▶ _DO THIS_:
Return every entry exactly as written.

▶ _RECORDS SHOWN_:
=-=-=-=-=

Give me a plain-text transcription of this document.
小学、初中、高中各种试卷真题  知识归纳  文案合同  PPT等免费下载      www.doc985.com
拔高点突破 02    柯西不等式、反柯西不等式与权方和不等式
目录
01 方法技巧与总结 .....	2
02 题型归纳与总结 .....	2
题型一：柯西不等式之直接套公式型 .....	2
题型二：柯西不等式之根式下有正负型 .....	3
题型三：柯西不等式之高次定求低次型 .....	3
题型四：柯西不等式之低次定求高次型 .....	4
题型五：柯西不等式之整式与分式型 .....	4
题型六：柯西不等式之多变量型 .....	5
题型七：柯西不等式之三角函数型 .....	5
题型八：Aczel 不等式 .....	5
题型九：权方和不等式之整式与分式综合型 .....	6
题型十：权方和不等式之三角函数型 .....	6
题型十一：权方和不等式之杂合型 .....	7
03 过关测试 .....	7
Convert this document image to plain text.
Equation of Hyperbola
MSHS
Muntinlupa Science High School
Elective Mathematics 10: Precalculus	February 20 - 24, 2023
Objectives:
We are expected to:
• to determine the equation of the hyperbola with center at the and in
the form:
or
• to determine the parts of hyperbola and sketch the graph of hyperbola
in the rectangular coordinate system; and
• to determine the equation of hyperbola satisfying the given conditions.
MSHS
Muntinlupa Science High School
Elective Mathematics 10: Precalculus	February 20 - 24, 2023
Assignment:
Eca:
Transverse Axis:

=-=-=-=-=

▶ _FULL OUTPUT_:
Give me a plain-text transcription of this document.
小学、初中、高中各种试卷真题  知识归纳  文案合同  PPT等免费下载      www.doc985.com
拔高点突破 02    柯西不等式、反柯西不等式与权方和不等式
目录
01 方法技巧与总结 .....	2
02 题型归纳与总结 .....	2
题型一：柯西不等式之直接套公式型 .....	2
题型二：柯西不等式之根式下有正负型 .....	3
题型三：柯西不等式之高次定求低次型 .....	3
题型四：柯西不等式之低次定求高次型 .....	4
题型五：柯西不等式之整式与分式型 .....	4
题型六：柯西不等式之多变量型 .....	5
题型七：柯西不等式之三角函数型 .....	5
题型八：Aczel 不等式 .....	5
题型九：权方和不等式之整式与分式综合型 .....	6
题型十：权方和不等式之三角函数型 .....	6
题型十一：权方和不等式之杂合型 .....	7
03 过关测试 .....	7
Convert this document image to plain text.
Equation of Hyperbola
MSHS
Muntinlupa Science High School
Elective Mathematics 10: Precalculus	February 20 - 24, 2023
Objectives:
We are expected to:
• to determine the equation of the hyperbola with center at the and in
the form:
or
• to determine the parts of hyperbola and sketch the graph of hyperbola
in the rectangular coordinate system; and
• to determine the equation of hyperbola satisfying the given conditions.
MSHS
Muntinlupa Science High School
Elective Mathematics 10: Precalculus	February 20 - 24, 2023
Assignment:
Eca:
Transverse Axis:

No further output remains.